*Data*:
^^^^

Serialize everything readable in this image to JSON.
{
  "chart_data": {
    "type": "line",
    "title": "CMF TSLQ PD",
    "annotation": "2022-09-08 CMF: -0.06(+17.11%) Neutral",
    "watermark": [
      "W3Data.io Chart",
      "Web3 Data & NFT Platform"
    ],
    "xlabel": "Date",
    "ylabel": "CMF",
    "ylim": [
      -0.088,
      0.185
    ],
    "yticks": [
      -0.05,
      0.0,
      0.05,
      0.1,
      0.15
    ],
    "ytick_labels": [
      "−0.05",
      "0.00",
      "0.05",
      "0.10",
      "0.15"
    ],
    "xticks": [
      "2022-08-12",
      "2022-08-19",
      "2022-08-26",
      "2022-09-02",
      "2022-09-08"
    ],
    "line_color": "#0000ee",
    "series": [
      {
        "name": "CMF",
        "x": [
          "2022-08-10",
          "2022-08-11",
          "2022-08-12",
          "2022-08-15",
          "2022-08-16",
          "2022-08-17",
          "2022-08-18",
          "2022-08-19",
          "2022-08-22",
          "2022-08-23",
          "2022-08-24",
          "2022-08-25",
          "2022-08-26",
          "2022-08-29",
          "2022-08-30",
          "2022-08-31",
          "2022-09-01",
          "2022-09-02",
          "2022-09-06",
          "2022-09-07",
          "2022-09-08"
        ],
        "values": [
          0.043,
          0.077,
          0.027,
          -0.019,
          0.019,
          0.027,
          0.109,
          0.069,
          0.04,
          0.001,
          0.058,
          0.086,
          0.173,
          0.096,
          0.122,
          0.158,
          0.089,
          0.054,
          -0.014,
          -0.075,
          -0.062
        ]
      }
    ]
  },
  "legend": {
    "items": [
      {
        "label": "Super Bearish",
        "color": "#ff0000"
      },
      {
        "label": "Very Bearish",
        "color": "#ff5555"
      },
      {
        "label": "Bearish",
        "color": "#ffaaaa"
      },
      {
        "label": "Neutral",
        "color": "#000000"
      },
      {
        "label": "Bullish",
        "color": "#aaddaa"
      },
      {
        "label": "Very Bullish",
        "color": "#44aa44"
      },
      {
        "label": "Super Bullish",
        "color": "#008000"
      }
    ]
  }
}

^^^^

*What the task requires*:
Of all the lines in the listing above, how many include "Bearish"? Write only the number.

*Finished task*:
3